Supplied material |

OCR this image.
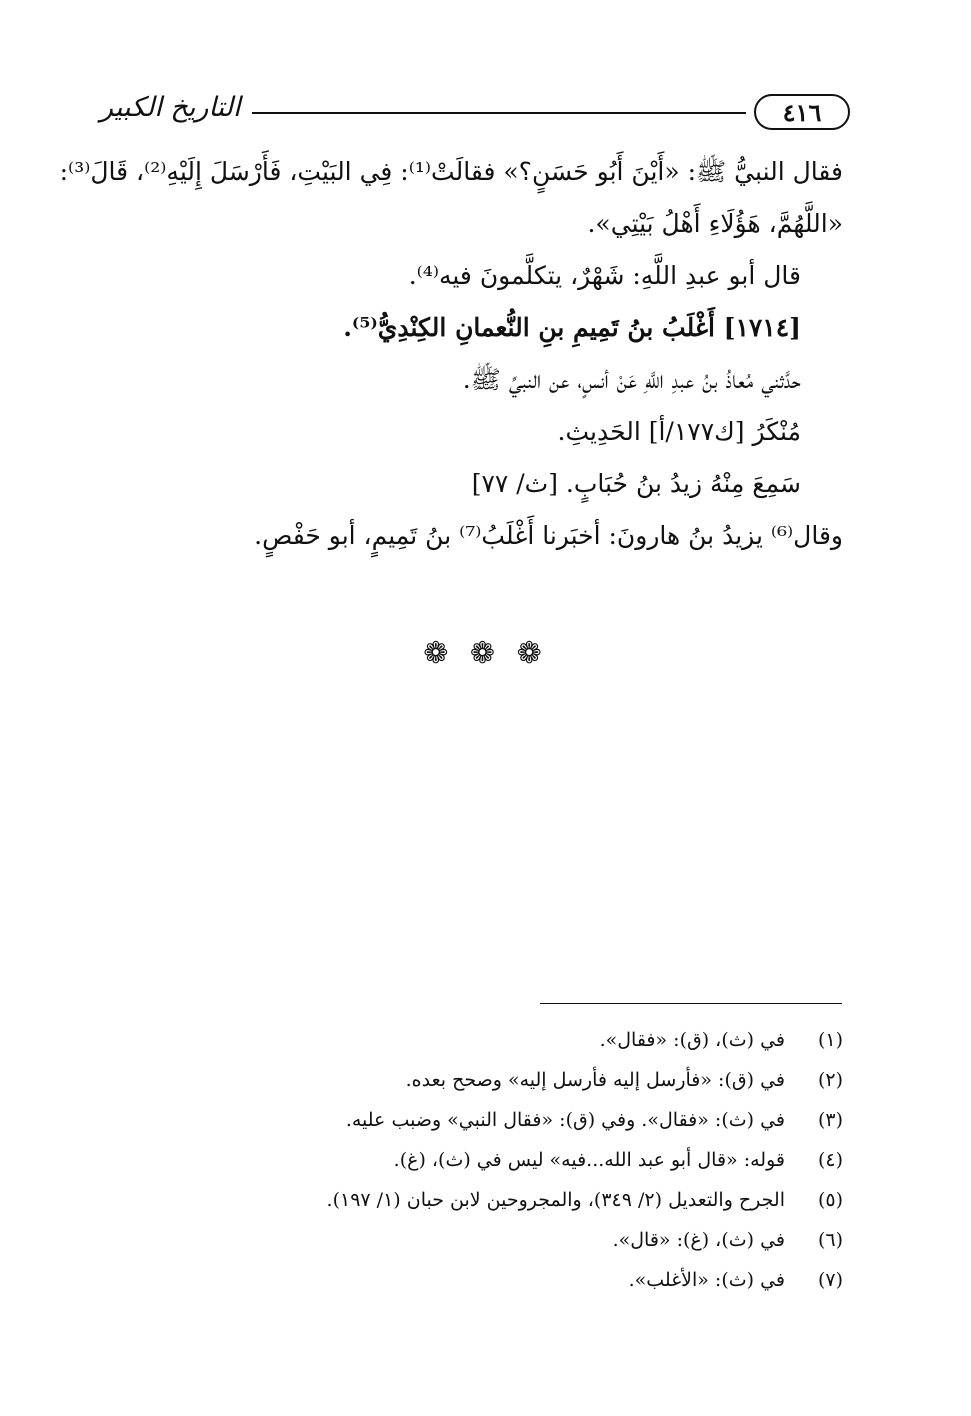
التاريخ الكبير	٤١٦
فقال النبيُّ ﷺ: «أَيْنَ أَبُو حَسَنٍ؟» فقالَتْ⁽¹⁾: فِي البَيْتِ، فَأَرْسَلَ إِلَيْهِ⁽²⁾، قَالَ⁽³⁾:
«اللَّهُمَّ، هَؤُلَاءِ أَهْلُ بَيْتِي».
قال أبو عبدِ اللَّهِ: شَهْرٌ، يتكلَّمونَ فيه⁽⁴⁾.
[١٧١٤] أَغْلَبُ بنُ تَمِيمِ بنِ النُّعمانِ الكِنْدِيُّ⁽⁵⁾.
حدَّثني مُعاذُ بنُ عبدِ اللَّهِ عَنْ أنسٍ، عن النبيِّ ﷺ.
مُنْكَرُ [ك١٧٧/أ] الحَدِيثِ.
سَمِعَ مِنْهُ زيدُ بنُ حُبَابٍ. [ث/ ٧٧]
وقال⁽⁶⁾ يزيدُ بنُ هارونَ: أخبَرنا أَغْلَبُ⁽⁷⁾ بنُ تَمِيمٍ، أبو حَفْصٍ.
❁ ❁ ❁
(١)في (ث)، (ق): «فقال».
(٢)في (ق): «فأرسل إليه فأرسل إليه» وصحح بعده.
(٣)في (ث): «فقال». وفي (ق): «فقال النبي» وضبب عليه.
(٤)قوله: «قال أبو عبد الله...فيه» ليس في (ث)، (غ).
(٥)الجرح والتعديل (٢/ ٣٤٩)، والمجروحين لابن حبان (١/ ١٩٧).
(٦)في (ث)، (غ): «قال».
(٧)في (ث): «الأغلب».
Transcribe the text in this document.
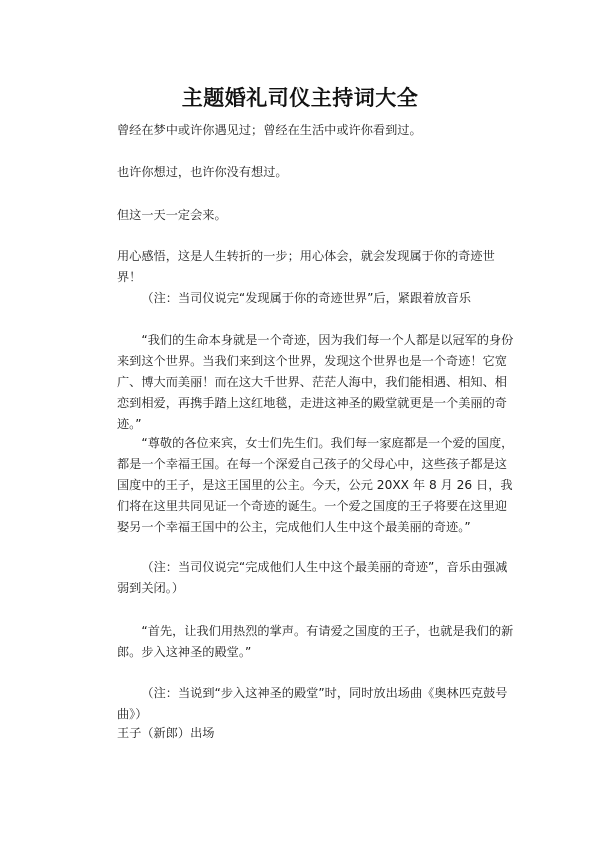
主题婚礼司仪主持词大全

曾经在梦中或许你遇见过；曾经在生活中或许你看到过。

也许你想过，也许你没有想过。

但这一天一定会来。

用心感悟，这是人生转折的一步；用心体会，就会发现属于你的奇迹世界！

（注：当司仪说完“发现属于你的奇迹世界”后，紧跟着放音乐

“我们的生命本身就是一个奇迹，因为我们每一个人都是以冠军的身份来到这个世界。当我们来到这个世界，发现这个世界也是一个奇迹！它宽广、博大而美丽！而在这大千世界、茫茫人海中，我们能相遇、相知、相恋到相爱，再携手踏上这红地毯，走进这神圣的殿堂就更是一个美丽的奇迹。”

“尊敬的各位来宾，女士们先生们。我们每一家庭都是一个爱的国度，都是一个幸福王国。在每一个深爱自己孩子的父母心中，这些孩子都是这国度中的王子，是这王国里的公主。今天，公元 20XX 年 8 月 26 日，我们将在这里共同见证一个奇迹的诞生。一个爱之国度的王子将要在这里迎娶另一个幸福王国中的公主，完成他们人生中这个最美丽的奇迹。”

（注：当司仪说完“完成他们人生中这个最美丽的奇迹”，音乐由强减弱到关闭。）

“首先，让我们用热烈的掌声。有请爱之国度的王子，也就是我们的新郎。步入这神圣的殿堂。”

（注：当说到“步入这神圣的殿堂”时，同时放出场曲《奥林匹克鼓号曲》）

王子（新郎）出场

Written task | Set the data above down again exactly as given, with no pictures.

Expected output |
OCR this image.
التاريخ الكبير	٤١٦
فقال النبيُّ ﷺ: «أَيْنَ أَبُو حَسَنٍ؟» فقالَتْ⁽¹⁾: فِي البَيْتِ، فَأَرْسَلَ إِلَيْهِ⁽²⁾، قَالَ⁽³⁾:
«اللَّهُمَّ، هَؤُلَاءِ أَهْلُ بَيْتِي».
قال أبو عبدِ اللَّهِ: شَهْرٌ، يتكلَّمونَ فيه⁽⁴⁾.
[١٧١٤] أَغْلَبُ بنُ تَمِيمِ بنِ النُّعمانِ الكِنْدِيُّ⁽⁵⁾.
حدَّثني مُعاذُ بنُ عبدِ اللَّهِ عَنْ أنسٍ، عن النبيِّ ﷺ.
مُنْكَرُ [ك١٧٧/أ] الحَدِيثِ.
سَمِعَ مِنْهُ زيدُ بنُ حُبَابٍ. [ث/ ٧٧]
وقال⁽⁶⁾ يزيدُ بنُ هارونَ: أخبَرنا أَغْلَبُ⁽⁷⁾ بنُ تَمِيمٍ، أبو حَفْصٍ.
❁ ❁ ❁
(١)في (ث)، (ق): «فقال».
(٢)في (ق): «فأرسل إليه فأرسل إليه» وصحح بعده.
(٣)في (ث): «فقال». وفي (ق): «فقال النبي» وضبب عليه.
(٤)قوله: «قال أبو عبد الله...فيه» ليس في (ث)، (غ).
(٥)الجرح والتعديل (٢/ ٣٤٩)، والمجروحين لابن حبان (١/ ١٩٧).
(٦)في (ث)، (غ): «قال».
(٧)في (ث): «الأغلب».
Transcribe the text in this document.
主题婚礼司仪主持词大全

曾经在梦中或许你遇见过；曾经在生活中或许你看到过。

也许你想过，也许你没有想过。

但这一天一定会来。

用心感悟，这是人生转折的一步；用心体会，就会发现属于你的奇迹世界！

（注：当司仪说完“发现属于你的奇迹世界”后，紧跟着放音乐

“我们的生命本身就是一个奇迹，因为我们每一个人都是以冠军的身份来到这个世界。当我们来到这个世界，发现这个世界也是一个奇迹！它宽广、博大而美丽！而在这大千世界、茫茫人海中，我们能相遇、相知、相恋到相爱，再携手踏上这红地毯，走进这神圣的殿堂就更是一个美丽的奇迹。”

“尊敬的各位来宾，女士们先生们。我们每一家庭都是一个爱的国度，都是一个幸福王国。在每一个深爱自己孩子的父母心中，这些孩子都是这国度中的王子，是这王国里的公主。今天，公元 20XX 年 8 月 26 日，我们将在这里共同见证一个奇迹的诞生。一个爱之国度的王子将要在这里迎娶另一个幸福王国中的公主，完成他们人生中这个最美丽的奇迹。”

（注：当司仪说完“完成他们人生中这个最美丽的奇迹”，音乐由强减弱到关闭。）

“首先，让我们用热烈的掌声。有请爱之国度的王子，也就是我们的新郎。步入这神圣的殿堂。”

（注：当说到“步入这神圣的殿堂”时，同时放出场曲《奥林匹克鼓号曲》）

王子（新郎）出场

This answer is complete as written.